● EXERCISE DETAILS
Please copy all the lines that follow, word for word.

● INPUT MATERIAL

>>

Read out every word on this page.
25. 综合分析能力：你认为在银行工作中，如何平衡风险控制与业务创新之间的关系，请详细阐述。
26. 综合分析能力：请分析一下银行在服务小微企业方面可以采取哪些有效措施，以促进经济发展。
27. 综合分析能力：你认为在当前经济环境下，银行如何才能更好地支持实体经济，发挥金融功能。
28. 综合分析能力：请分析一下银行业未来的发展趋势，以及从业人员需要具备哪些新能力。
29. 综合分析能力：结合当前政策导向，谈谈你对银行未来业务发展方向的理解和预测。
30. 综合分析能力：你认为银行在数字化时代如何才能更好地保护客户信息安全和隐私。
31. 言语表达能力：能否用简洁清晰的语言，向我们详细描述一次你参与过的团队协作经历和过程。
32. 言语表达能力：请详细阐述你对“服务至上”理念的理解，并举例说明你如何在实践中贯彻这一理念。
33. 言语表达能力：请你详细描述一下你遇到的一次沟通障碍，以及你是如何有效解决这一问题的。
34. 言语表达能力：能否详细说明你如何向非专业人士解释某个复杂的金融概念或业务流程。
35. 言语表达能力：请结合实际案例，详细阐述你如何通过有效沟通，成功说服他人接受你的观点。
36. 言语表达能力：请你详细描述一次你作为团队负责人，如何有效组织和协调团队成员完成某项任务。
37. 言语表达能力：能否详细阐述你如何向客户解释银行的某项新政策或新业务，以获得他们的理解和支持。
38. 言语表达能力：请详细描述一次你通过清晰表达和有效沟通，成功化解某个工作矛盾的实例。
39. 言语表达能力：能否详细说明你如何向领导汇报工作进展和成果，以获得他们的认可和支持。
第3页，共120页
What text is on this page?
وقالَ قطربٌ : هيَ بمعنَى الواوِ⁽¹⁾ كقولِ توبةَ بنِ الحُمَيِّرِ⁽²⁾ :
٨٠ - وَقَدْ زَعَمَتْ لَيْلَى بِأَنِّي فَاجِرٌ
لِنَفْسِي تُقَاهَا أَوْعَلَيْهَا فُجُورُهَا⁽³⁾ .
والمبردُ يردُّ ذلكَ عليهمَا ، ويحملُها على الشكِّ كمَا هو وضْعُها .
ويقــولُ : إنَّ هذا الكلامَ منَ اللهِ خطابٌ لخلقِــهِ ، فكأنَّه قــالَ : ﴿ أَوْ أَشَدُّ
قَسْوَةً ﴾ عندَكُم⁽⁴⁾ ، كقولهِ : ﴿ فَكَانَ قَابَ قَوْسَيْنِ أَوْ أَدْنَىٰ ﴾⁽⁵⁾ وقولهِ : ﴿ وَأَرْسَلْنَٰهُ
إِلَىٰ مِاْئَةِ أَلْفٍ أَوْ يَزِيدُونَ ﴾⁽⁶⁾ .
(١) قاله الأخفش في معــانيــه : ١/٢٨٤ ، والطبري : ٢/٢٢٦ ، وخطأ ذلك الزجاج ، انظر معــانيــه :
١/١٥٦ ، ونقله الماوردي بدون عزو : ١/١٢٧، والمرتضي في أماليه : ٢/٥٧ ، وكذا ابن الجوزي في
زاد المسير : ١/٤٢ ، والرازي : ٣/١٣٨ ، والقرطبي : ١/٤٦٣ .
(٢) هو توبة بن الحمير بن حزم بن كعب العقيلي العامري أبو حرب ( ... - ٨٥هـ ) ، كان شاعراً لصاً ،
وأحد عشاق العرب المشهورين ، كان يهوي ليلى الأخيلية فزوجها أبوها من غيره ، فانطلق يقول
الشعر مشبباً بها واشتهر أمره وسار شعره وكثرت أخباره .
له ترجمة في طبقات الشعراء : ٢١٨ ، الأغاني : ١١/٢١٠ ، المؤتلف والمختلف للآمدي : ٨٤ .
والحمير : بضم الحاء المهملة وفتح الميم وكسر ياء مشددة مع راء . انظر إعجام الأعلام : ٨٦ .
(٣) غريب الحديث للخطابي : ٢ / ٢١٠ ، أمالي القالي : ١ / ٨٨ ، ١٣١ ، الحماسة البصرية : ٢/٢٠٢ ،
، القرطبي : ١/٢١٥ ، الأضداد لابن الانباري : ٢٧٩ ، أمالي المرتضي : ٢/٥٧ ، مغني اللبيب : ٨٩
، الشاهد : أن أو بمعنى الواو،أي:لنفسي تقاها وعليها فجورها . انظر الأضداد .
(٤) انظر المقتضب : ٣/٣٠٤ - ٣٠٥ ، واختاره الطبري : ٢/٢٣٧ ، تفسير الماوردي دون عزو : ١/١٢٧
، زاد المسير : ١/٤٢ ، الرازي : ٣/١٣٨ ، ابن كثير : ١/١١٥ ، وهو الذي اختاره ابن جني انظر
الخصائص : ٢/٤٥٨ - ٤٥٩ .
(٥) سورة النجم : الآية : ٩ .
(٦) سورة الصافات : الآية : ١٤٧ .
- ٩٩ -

<<

● RIGHT ANSWER
Read out every word on this page.
25. 综合分析能力：你认为在银行工作中，如何平衡风险控制与业务创新之间的关系，请详细阐述。
26. 综合分析能力：请分析一下银行在服务小微企业方面可以采取哪些有效措施，以促进经济发展。
27. 综合分析能力：你认为在当前经济环境下，银行如何才能更好地支持实体经济，发挥金融功能。
28. 综合分析能力：请分析一下银行业未来的发展趋势，以及从业人员需要具备哪些新能力。
29. 综合分析能力：结合当前政策导向，谈谈你对银行未来业务发展方向的理解和预测。
30. 综合分析能力：你认为银行在数字化时代如何才能更好地保护客户信息安全和隐私。
31. 言语表达能力：能否用简洁清晰的语言，向我们详细描述一次你参与过的团队协作经历和过程。
32. 言语表达能力：请详细阐述你对“服务至上”理念的理解，并举例说明你如何在实践中贯彻这一理念。
33. 言语表达能力：请你详细描述一下你遇到的一次沟通障碍，以及你是如何有效解决这一问题的。
34. 言语表达能力：能否详细说明你如何向非专业人士解释某个复杂的金融概念或业务流程。
35. 言语表达能力：请结合实际案例，详细阐述你如何通过有效沟通，成功说服他人接受你的观点。
36. 言语表达能力：请你详细描述一次你作为团队负责人，如何有效组织和协调团队成员完成某项任务。
37. 言语表达能力：能否详细阐述你如何向客户解释银行的某项新政策或新业务，以获得他们的理解和支持。
38. 言语表达能力：请详细描述一次你通过清晰表达和有效沟通，成功化解某个工作矛盾的实例。
39. 言语表达能力：能否详细说明你如何向领导汇报工作进展和成果，以获得他们的认可和支持。
第3页，共120页
What text is on this page?
وقالَ قطربٌ : هيَ بمعنَى الواوِ⁽¹⁾ كقولِ توبةَ بنِ الحُمَيِّرِ⁽²⁾ :
٨٠ - وَقَدْ زَعَمَتْ لَيْلَى بِأَنِّي فَاجِرٌ
لِنَفْسِي تُقَاهَا أَوْعَلَيْهَا فُجُورُهَا⁽³⁾ .
والمبردُ يردُّ ذلكَ عليهمَا ، ويحملُها على الشكِّ كمَا هو وضْعُها .
ويقــولُ : إنَّ هذا الكلامَ منَ اللهِ خطابٌ لخلقِــهِ ، فكأنَّه قــالَ : ﴿ أَوْ أَشَدُّ
قَسْوَةً ﴾ عندَكُم⁽⁴⁾ ، كقولهِ : ﴿ فَكَانَ قَابَ قَوْسَيْنِ أَوْ أَدْنَىٰ ﴾⁽⁵⁾ وقولهِ : ﴿ وَأَرْسَلْنَٰهُ
إِلَىٰ مِاْئَةِ أَلْفٍ أَوْ يَزِيدُونَ ﴾⁽⁶⁾ .
(١) قاله الأخفش في معــانيــه : ١/٢٨٤ ، والطبري : ٢/٢٢٦ ، وخطأ ذلك الزجاج ، انظر معــانيــه :
١/١٥٦ ، ونقله الماوردي بدون عزو : ١/١٢٧، والمرتضي في أماليه : ٢/٥٧ ، وكذا ابن الجوزي في
زاد المسير : ١/٤٢ ، والرازي : ٣/١٣٨ ، والقرطبي : ١/٤٦٣ .
(٢) هو توبة بن الحمير بن حزم بن كعب العقيلي العامري أبو حرب ( ... - ٨٥هـ ) ، كان شاعراً لصاً ،
وأحد عشاق العرب المشهورين ، كان يهوي ليلى الأخيلية فزوجها أبوها من غيره ، فانطلق يقول
الشعر مشبباً بها واشتهر أمره وسار شعره وكثرت أخباره .
له ترجمة في طبقات الشعراء : ٢١٨ ، الأغاني : ١١/٢١٠ ، المؤتلف والمختلف للآمدي : ٨٤ .
والحمير : بضم الحاء المهملة وفتح الميم وكسر ياء مشددة مع راء . انظر إعجام الأعلام : ٨٦ .
(٣) غريب الحديث للخطابي : ٢ / ٢١٠ ، أمالي القالي : ١ / ٨٨ ، ١٣١ ، الحماسة البصرية : ٢/٢٠٢ ،
، القرطبي : ١/٢١٥ ، الأضداد لابن الانباري : ٢٧٩ ، أمالي المرتضي : ٢/٥٧ ، مغني اللبيب : ٨٩
، الشاهد : أن أو بمعنى الواو،أي:لنفسي تقاها وعليها فجورها . انظر الأضداد .
(٤) انظر المقتضب : ٣/٣٠٤ - ٣٠٥ ، واختاره الطبري : ٢/٢٣٧ ، تفسير الماوردي دون عزو : ١/١٢٧
، زاد المسير : ١/٤٢ ، الرازي : ٣/١٣٨ ، ابن كثير : ١/١١٥ ، وهو الذي اختاره ابن جني انظر
الخصائص : ٢/٤٥٨ - ٤٥٩ .
(٥) سورة النجم : الآية : ٩ .
(٦) سورة الصافات : الآية : ١٤٧ .
- ٩٩ -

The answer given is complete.